▶ CHALLENGE:
Copy out the lines that include the word "this".

___ THE DATA

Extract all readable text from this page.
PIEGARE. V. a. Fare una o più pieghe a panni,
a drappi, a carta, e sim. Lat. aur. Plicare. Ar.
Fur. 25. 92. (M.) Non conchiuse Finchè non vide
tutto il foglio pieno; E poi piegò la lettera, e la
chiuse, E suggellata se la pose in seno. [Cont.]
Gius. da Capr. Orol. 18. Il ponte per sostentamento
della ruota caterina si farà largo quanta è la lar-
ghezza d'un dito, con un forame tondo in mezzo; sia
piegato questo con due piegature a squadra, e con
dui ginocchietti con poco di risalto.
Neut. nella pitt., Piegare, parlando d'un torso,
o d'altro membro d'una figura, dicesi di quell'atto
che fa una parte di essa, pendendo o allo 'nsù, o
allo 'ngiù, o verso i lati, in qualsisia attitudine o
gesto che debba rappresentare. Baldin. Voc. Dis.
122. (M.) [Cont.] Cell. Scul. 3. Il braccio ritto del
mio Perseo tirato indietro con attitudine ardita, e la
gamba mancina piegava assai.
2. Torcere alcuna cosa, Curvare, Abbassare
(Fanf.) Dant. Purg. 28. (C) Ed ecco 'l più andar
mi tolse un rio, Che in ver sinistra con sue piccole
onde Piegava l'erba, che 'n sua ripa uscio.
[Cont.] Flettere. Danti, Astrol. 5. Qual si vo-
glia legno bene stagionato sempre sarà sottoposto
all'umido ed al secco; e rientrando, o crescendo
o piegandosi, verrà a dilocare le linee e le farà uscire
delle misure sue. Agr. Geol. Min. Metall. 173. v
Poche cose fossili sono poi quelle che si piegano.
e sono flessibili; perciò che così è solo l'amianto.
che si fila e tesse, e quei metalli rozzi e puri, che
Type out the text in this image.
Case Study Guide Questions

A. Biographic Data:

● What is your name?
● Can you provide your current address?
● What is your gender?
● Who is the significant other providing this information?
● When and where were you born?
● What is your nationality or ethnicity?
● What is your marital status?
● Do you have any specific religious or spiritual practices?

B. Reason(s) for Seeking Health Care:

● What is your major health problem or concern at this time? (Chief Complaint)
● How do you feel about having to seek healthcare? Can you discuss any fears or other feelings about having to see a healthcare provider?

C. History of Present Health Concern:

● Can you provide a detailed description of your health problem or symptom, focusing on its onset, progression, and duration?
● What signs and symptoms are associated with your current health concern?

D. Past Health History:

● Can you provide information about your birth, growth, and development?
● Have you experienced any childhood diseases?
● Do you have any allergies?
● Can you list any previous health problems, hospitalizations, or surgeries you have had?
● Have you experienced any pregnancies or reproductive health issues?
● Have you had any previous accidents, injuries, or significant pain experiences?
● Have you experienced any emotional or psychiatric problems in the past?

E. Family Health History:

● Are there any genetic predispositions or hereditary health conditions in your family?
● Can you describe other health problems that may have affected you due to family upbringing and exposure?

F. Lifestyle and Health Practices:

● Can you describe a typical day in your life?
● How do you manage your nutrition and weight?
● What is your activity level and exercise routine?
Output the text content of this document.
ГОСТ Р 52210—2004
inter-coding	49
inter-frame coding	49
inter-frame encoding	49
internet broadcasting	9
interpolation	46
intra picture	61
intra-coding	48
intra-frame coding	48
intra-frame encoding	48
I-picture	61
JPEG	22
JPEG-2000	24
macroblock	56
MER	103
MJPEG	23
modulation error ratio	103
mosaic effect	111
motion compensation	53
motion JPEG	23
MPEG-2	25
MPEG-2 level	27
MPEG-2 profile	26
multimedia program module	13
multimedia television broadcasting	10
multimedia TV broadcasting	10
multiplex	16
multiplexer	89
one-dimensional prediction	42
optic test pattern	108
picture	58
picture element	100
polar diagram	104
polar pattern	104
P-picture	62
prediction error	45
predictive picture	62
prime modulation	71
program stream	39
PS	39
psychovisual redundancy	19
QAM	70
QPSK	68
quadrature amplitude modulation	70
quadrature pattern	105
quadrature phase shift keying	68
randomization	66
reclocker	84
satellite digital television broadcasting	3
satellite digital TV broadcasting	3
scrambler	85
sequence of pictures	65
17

______

▶ FINISHED TASK:
Extract all readable text from this page.
Type out the text in this image.
● Who is the significant other providing this information?
● What is your major health problem or concern at this time? (Chief Complaint)
Output the text content of this document.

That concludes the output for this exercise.